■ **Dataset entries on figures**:
_ _ _ _

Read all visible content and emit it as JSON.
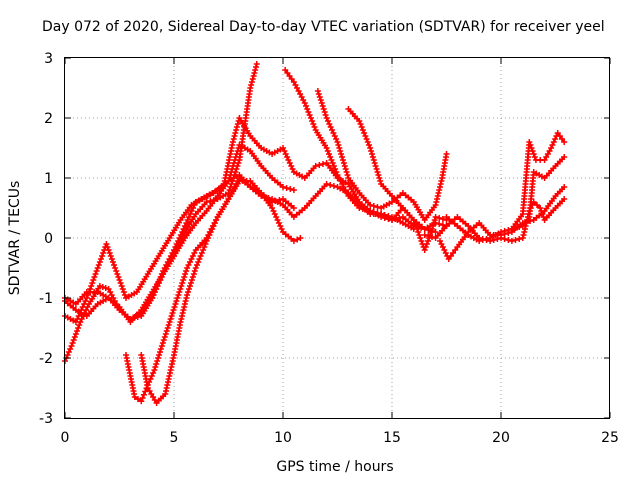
{
  "chart_data": {
    "type": "scatter",
    "title": "Day 072 of 2020, Sidereal Day-to-day VTEC variation (SDTVAR) for receiver yeel",
    "xlabel": "GPS time / hours",
    "ylabel": "SDTVAR / TECUs",
    "xlim": [
      0,
      25
    ],
    "ylim": [
      -3,
      3
    ],
    "x_ticks": [
      0,
      5,
      10,
      15,
      20,
      25
    ],
    "y_ticks": [
      -3,
      -2,
      -1,
      0,
      1,
      2,
      3
    ],
    "x_tick_labels": [
      "0",
      "5",
      "10",
      "15",
      "20",
      "25"
    ],
    "y_tick_labels": [
      "-3",
      "-2",
      "-1",
      "0",
      "1",
      "2",
      "3"
    ],
    "grid": true,
    "marker": "+",
    "color": "#ff0000",
    "series": [
      {
        "name": "trace-1",
        "points": [
          [
            0.0,
            -1.0
          ],
          [
            0.5,
            -1.1
          ],
          [
            1.0,
            -0.9
          ],
          [
            1.5,
            -0.9
          ],
          [
            2.0,
            -1.0
          ],
          [
            2.5,
            -1.2
          ],
          [
            3.0,
            -1.35
          ],
          [
            3.5,
            -1.25
          ],
          [
            4.0,
            -1.0
          ],
          [
            4.5,
            -0.6
          ],
          [
            5.0,
            -0.3
          ],
          [
            5.5,
            0.1
          ],
          [
            6.0,
            0.4
          ],
          [
            6.5,
            0.6
          ],
          [
            7.0,
            0.65
          ],
          [
            7.5,
            0.75
          ],
          [
            8.0,
            1.3
          ],
          [
            8.5,
            2.5
          ],
          [
            8.8,
            2.9
          ]
        ]
      },
      {
        "name": "trace-2",
        "points": [
          [
            0.0,
            -1.3
          ],
          [
            0.5,
            -1.4
          ],
          [
            1.0,
            -1.0
          ],
          [
            1.5,
            -0.5
          ],
          [
            1.9,
            -0.1
          ],
          [
            2.3,
            -0.5
          ],
          [
            2.8,
            -1.0
          ],
          [
            3.3,
            -0.9
          ],
          [
            3.8,
            -0.6
          ],
          [
            4.3,
            -0.3
          ],
          [
            4.8,
            0.0
          ],
          [
            5.3,
            0.3
          ],
          [
            5.8,
            0.55
          ],
          [
            6.3,
            0.65
          ],
          [
            6.8,
            0.75
          ],
          [
            7.3,
            0.9
          ],
          [
            7.7,
            1.6
          ],
          [
            8.0,
            2.0
          ],
          [
            8.5,
            1.7
          ],
          [
            9.0,
            1.5
          ],
          [
            9.5,
            1.4
          ],
          [
            10.0,
            1.5
          ],
          [
            10.5,
            1.1
          ],
          [
            11.0,
            1.0
          ],
          [
            11.5,
            1.2
          ],
          [
            12.0,
            1.25
          ],
          [
            12.5,
            1.0
          ],
          [
            13.0,
            0.9
          ],
          [
            13.5,
            0.6
          ],
          [
            14.0,
            0.45
          ],
          [
            14.5,
            0.4
          ],
          [
            15.0,
            0.35
          ],
          [
            15.5,
            0.25
          ],
          [
            16.0,
            0.15
          ]
        ]
      },
      {
        "name": "trace-3",
        "points": [
          [
            0.0,
            -1.05
          ],
          [
            0.5,
            -1.2
          ],
          [
            1.0,
            -1.3
          ],
          [
            1.5,
            -1.1
          ],
          [
            2.0,
            -1.0
          ],
          [
            2.5,
            -1.15
          ],
          [
            3.0,
            -1.4
          ],
          [
            3.5,
            -1.2
          ],
          [
            4.0,
            -0.9
          ],
          [
            4.5,
            -0.6
          ],
          [
            5.0,
            -0.3
          ],
          [
            5.5,
            0.0
          ],
          [
            6.0,
            0.25
          ],
          [
            6.5,
            0.45
          ],
          [
            7.0,
            0.7
          ],
          [
            7.5,
            0.95
          ],
          [
            8.0,
            1.55
          ],
          [
            8.5,
            1.45
          ],
          [
            9.0,
            1.2
          ],
          [
            9.5,
            1.0
          ],
          [
            10.0,
            0.85
          ],
          [
            10.5,
            0.8
          ]
        ]
      },
      {
        "name": "trace-4",
        "points": [
          [
            0.0,
            -2.05
          ],
          [
            0.3,
            -1.8
          ],
          [
            0.7,
            -1.4
          ],
          [
            1.1,
            -1.1
          ],
          [
            1.6,
            -0.8
          ],
          [
            2.0,
            -0.85
          ],
          [
            2.5,
            -1.2
          ],
          [
            3.0,
            -1.35
          ],
          [
            3.5,
            -1.3
          ],
          [
            4.0,
            -1.0
          ],
          [
            4.5,
            -0.55
          ],
          [
            5.0,
            -0.2
          ],
          [
            5.5,
            0.2
          ],
          [
            6.0,
            0.6
          ],
          [
            6.5,
            0.7
          ],
          [
            7.0,
            0.8
          ],
          [
            7.5,
            0.95
          ],
          [
            8.0,
            1.05
          ],
          [
            8.5,
            0.85
          ],
          [
            9.0,
            0.7
          ],
          [
            9.5,
            0.65
          ],
          [
            10.0,
            0.55
          ],
          [
            10.5,
            0.35
          ],
          [
            11.0,
            0.5
          ],
          [
            11.5,
            0.7
          ],
          [
            12.0,
            0.9
          ],
          [
            12.5,
            0.85
          ],
          [
            13.0,
            0.75
          ],
          [
            13.5,
            0.55
          ],
          [
            14.0,
            0.4
          ],
          [
            14.5,
            0.4
          ],
          [
            15.0,
            0.3
          ],
          [
            15.5,
            0.35
          ],
          [
            16.0,
            0.2
          ],
          [
            16.5,
            0.15
          ],
          [
            17.0,
            0.1
          ]
        ]
      },
      {
        "name": "trace-5",
        "points": [
          [
            2.8,
            -1.95
          ],
          [
            3.0,
            -2.3
          ],
          [
            3.2,
            -2.65
          ],
          [
            3.5,
            -2.72
          ],
          [
            3.8,
            -2.45
          ],
          [
            4.1,
            -2.2
          ],
          [
            4.4,
            -1.85
          ],
          [
            4.8,
            -1.4
          ],
          [
            5.2,
            -0.95
          ],
          [
            5.6,
            -0.5
          ],
          [
            6.0,
            -0.2
          ],
          [
            6.5,
            0.0
          ],
          [
            7.0,
            0.35
          ],
          [
            7.5,
            0.65
          ],
          [
            8.0,
            1.0
          ],
          [
            8.5,
            0.85
          ],
          [
            9.0,
            0.75
          ],
          [
            9.5,
            0.5
          ],
          [
            10.0,
            0.1
          ],
          [
            10.5,
            -0.05
          ],
          [
            10.8,
            0.0
          ]
        ]
      },
      {
        "name": "trace-6",
        "points": [
          [
            3.5,
            -1.95
          ],
          [
            3.8,
            -2.5
          ],
          [
            4.2,
            -2.75
          ],
          [
            4.6,
            -2.6
          ],
          [
            5.0,
            -1.95
          ],
          [
            5.3,
            -1.4
          ],
          [
            5.6,
            -0.95
          ],
          [
            6.0,
            -0.5
          ],
          [
            6.5,
            -0.05
          ],
          [
            7.0,
            0.35
          ],
          [
            7.5,
            0.65
          ],
          [
            8.0,
            0.95
          ],
          [
            8.5,
            0.95
          ],
          [
            9.0,
            0.75
          ],
          [
            9.5,
            0.6
          ],
          [
            10.0,
            0.65
          ],
          [
            10.5,
            0.5
          ]
        ]
      },
      {
        "name": "trace-7",
        "points": [
          [
            10.1,
            2.8
          ],
          [
            10.5,
            2.6
          ],
          [
            11.0,
            2.25
          ],
          [
            11.5,
            1.8
          ],
          [
            12.0,
            1.5
          ],
          [
            12.5,
            1.05
          ],
          [
            13.0,
            0.7
          ],
          [
            13.5,
            0.5
          ],
          [
            14.0,
            0.45
          ],
          [
            14.5,
            0.35
          ],
          [
            15.0,
            0.3
          ],
          [
            15.5,
            0.5
          ],
          [
            16.0,
            0.3
          ],
          [
            16.5,
            0.15
          ],
          [
            17.0,
            0.25
          ],
          [
            17.5,
            0.2
          ]
        ]
      },
      {
        "name": "trace-8",
        "points": [
          [
            11.6,
            2.45
          ],
          [
            12.0,
            2.0
          ],
          [
            12.5,
            1.6
          ],
          [
            13.0,
            1.0
          ],
          [
            13.5,
            0.75
          ],
          [
            14.0,
            0.55
          ],
          [
            14.5,
            0.5
          ],
          [
            15.0,
            0.6
          ],
          [
            15.5,
            0.75
          ],
          [
            16.0,
            0.6
          ],
          [
            16.5,
            0.3
          ],
          [
            17.0,
            0.55
          ],
          [
            17.3,
            1.0
          ],
          [
            17.5,
            1.4
          ]
        ]
      },
      {
        "name": "trace-9",
        "points": [
          [
            13.0,
            2.15
          ],
          [
            13.5,
            1.95
          ],
          [
            14.0,
            1.5
          ],
          [
            14.5,
            0.9
          ],
          [
            15.0,
            0.7
          ],
          [
            15.5,
            0.5
          ],
          [
            16.0,
            0.3
          ],
          [
            16.3,
            0.0
          ],
          [
            16.5,
            -0.2
          ],
          [
            16.8,
            0.1
          ],
          [
            17.0,
            0.35
          ],
          [
            17.5,
            0.3
          ]
        ]
      },
      {
        "name": "trace-10",
        "points": [
          [
            17.2,
            -0.05
          ],
          [
            17.6,
            -0.35
          ],
          [
            18.0,
            -0.15
          ],
          [
            18.5,
            0.1
          ],
          [
            19.0,
            0.25
          ],
          [
            19.5,
            0.05
          ],
          [
            20.0,
            0.05
          ],
          [
            20.5,
            0.1
          ],
          [
            21.0,
            0.25
          ],
          [
            21.5,
            0.3
          ],
          [
            22.0,
            0.45
          ],
          [
            22.5,
            0.7
          ],
          [
            22.9,
            0.85
          ]
        ]
      },
      {
        "name": "trace-11",
        "points": [
          [
            17.5,
            0.35
          ],
          [
            18.0,
            0.2
          ],
          [
            18.5,
            0.05
          ],
          [
            19.0,
            -0.05
          ],
          [
            19.5,
            0.0
          ],
          [
            20.0,
            0.1
          ],
          [
            20.5,
            0.15
          ],
          [
            21.0,
            0.2
          ],
          [
            21.3,
            0.35
          ],
          [
            21.5,
            1.1
          ],
          [
            22.0,
            1.0
          ],
          [
            22.5,
            1.2
          ],
          [
            22.9,
            1.35
          ]
        ]
      },
      {
        "name": "trace-12",
        "points": [
          [
            16.5,
            0.05
          ],
          [
            17.0,
            0.0
          ],
          [
            17.5,
            0.2
          ],
          [
            18.0,
            0.35
          ],
          [
            18.5,
            0.2
          ],
          [
            19.0,
            0.0
          ],
          [
            19.5,
            -0.05
          ],
          [
            20.0,
            0.0
          ],
          [
            20.5,
            -0.05
          ],
          [
            21.0,
            0.0
          ],
          [
            21.3,
            0.45
          ],
          [
            21.5,
            0.6
          ],
          [
            21.8,
            0.5
          ],
          [
            22.0,
            0.3
          ],
          [
            22.5,
            0.5
          ],
          [
            22.9,
            0.65
          ]
        ]
      },
      {
        "name": "trace-13",
        "points": [
          [
            20.5,
            0.15
          ],
          [
            21.0,
            0.4
          ],
          [
            21.3,
            1.6
          ],
          [
            21.6,
            1.3
          ],
          [
            22.0,
            1.3
          ],
          [
            22.3,
            1.5
          ],
          [
            22.6,
            1.75
          ],
          [
            22.9,
            1.6
          ]
        ]
      }
    ]
  }
}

_ _ _ _

■ **What the task requires**: Scan the listing above for the word "SDTVAR" and show each line where it is found.

■ **Correct response**:
    "title": "Day 072 of 2020, Sidereal Day-to-day VTEC variation (SDTVAR) for receiver yeel",
    "ylabel": "SDTVAR / TECUs",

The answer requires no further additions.